Available records:
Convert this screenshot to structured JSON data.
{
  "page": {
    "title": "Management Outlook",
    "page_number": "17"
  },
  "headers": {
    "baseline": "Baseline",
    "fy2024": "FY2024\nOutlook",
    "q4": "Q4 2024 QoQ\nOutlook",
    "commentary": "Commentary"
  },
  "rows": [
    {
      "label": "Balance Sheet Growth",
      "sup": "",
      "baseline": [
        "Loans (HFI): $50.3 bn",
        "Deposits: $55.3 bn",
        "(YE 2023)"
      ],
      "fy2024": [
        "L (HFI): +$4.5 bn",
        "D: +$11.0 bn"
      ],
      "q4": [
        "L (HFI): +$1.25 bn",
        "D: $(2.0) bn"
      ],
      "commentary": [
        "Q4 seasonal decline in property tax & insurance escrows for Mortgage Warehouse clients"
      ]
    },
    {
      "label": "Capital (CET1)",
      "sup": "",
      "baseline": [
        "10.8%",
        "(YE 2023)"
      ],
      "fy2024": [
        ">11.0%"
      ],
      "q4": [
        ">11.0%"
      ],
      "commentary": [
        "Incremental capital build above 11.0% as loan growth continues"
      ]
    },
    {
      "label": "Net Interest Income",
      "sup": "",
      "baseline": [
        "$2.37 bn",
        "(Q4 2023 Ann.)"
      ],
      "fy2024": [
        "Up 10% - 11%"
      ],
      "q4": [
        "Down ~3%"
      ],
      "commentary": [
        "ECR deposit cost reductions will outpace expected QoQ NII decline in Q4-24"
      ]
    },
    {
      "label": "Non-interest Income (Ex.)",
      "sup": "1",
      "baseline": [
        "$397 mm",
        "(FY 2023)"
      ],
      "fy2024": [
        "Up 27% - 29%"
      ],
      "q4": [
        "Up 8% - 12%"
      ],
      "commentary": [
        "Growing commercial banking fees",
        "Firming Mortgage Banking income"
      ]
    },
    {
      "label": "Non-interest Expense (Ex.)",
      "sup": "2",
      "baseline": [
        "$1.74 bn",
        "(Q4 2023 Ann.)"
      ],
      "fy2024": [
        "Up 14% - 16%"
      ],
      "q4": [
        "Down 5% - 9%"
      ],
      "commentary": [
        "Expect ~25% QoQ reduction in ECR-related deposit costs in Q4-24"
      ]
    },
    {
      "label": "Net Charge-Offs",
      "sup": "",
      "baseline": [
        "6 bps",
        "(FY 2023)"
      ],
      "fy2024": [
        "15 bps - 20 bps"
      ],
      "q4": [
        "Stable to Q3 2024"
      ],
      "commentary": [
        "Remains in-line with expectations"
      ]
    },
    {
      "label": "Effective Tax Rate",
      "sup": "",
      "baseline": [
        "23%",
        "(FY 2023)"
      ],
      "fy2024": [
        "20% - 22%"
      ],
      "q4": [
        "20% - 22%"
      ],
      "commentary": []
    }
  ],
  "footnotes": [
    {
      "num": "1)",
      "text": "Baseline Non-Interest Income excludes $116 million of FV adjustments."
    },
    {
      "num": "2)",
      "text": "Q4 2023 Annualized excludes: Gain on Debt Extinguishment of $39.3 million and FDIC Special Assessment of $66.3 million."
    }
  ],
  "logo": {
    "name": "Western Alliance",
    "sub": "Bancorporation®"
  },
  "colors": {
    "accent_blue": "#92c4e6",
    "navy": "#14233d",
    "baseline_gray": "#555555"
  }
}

Set exercise:
Here, the records must be output exactly and in full.

Exercise answer:
Convert this screenshot to structured JSON data.
{
  "page": {
    "title": "Management Outlook",
    "page_number": "17"
  },
  "headers": {
    "baseline": "Baseline",
    "fy2024": "FY2024\nOutlook",
    "q4": "Q4 2024 QoQ\nOutlook",
    "commentary": "Commentary"
  },
  "rows": [
    {
      "label": "Balance Sheet Growth",
      "sup": "",
      "baseline": [
        "Loans (HFI): $50.3 bn",
        "Deposits: $55.3 bn",
        "(YE 2023)"
      ],
      "fy2024": [
        "L (HFI): +$4.5 bn",
        "D: +$11.0 bn"
      ],
      "q4": [
        "L (HFI): +$1.25 bn",
        "D: $(2.0) bn"
      ],
      "commentary": [
        "Q4 seasonal decline in property tax & insurance escrows for Mortgage Warehouse clients"
      ]
    },
    {
      "label": "Capital (CET1)",
      "sup": "",
      "baseline": [
        "10.8%",
        "(YE 2023)"
      ],
      "fy2024": [
        ">11.0%"
      ],
      "q4": [
        ">11.0%"
      ],
      "commentary": [
        "Incremental capital build above 11.0% as loan growth continues"
      ]
    },
    {
      "label": "Net Interest Income",
      "sup": "",
      "baseline": [
        "$2.37 bn",
        "(Q4 2023 Ann.)"
      ],
      "fy2024": [
        "Up 10% - 11%"
      ],
      "q4": [
        "Down ~3%"
      ],
      "commentary": [
        "ECR deposit cost reductions will outpace expected QoQ NII decline in Q4-24"
      ]
    },
    {
      "label": "Non-interest Income (Ex.)",
      "sup": "1",
      "baseline": [
        "$397 mm",
        "(FY 2023)"
      ],
      "fy2024": [
        "Up 27% - 29%"
      ],
      "q4": [
        "Up 8% - 12%"
      ],
      "commentary": [
        "Growing commercial banking fees",
        "Firming Mortgage Banking income"
      ]
    },
    {
      "label": "Non-interest Expense (Ex.)",
      "sup": "2",
      "baseline": [
        "$1.74 bn",
        "(Q4 2023 Ann.)"
      ],
      "fy2024": [
        "Up 14% - 16%"
      ],
      "q4": [
        "Down 5% - 9%"
      ],
      "commentary": [
        "Expect ~25% QoQ reduction in ECR-related deposit costs in Q4-24"
      ]
    },
    {
      "label": "Net Charge-Offs",
      "sup": "",
      "baseline": [
        "6 bps",
        "(FY 2023)"
      ],
      "fy2024": [
        "15 bps - 20 bps"
      ],
      "q4": [
        "Stable to Q3 2024"
      ],
      "commentary": [
        "Remains in-line with expectations"
      ]
    },
    {
      "label": "Effective Tax Rate",
      "sup": "",
      "baseline": [
        "23%",
        "(FY 2023)"
      ],
      "fy2024": [
        "20% - 22%"
      ],
      "q4": [
        "20% - 22%"
      ],
      "commentary": []
    }
  ],
  "footnotes": [
    {
      "num": "1)",
      "text": "Baseline Non-Interest Income excludes $116 million of FV adjustments."
    },
    {
      "num": "2)",
      "text": "Q4 2023 Annualized excludes: Gain on Debt Extinguishment of $39.3 million and FDIC Special Assessment of $66.3 million."
    }
  ],
  "logo": {
    "name": "Western Alliance",
    "sub": "Bancorporation®"
  },
  "colors": {
    "accent_blue": "#92c4e6",
    "navy": "#14233d",
    "baseline_gray": "#555555"
  }
}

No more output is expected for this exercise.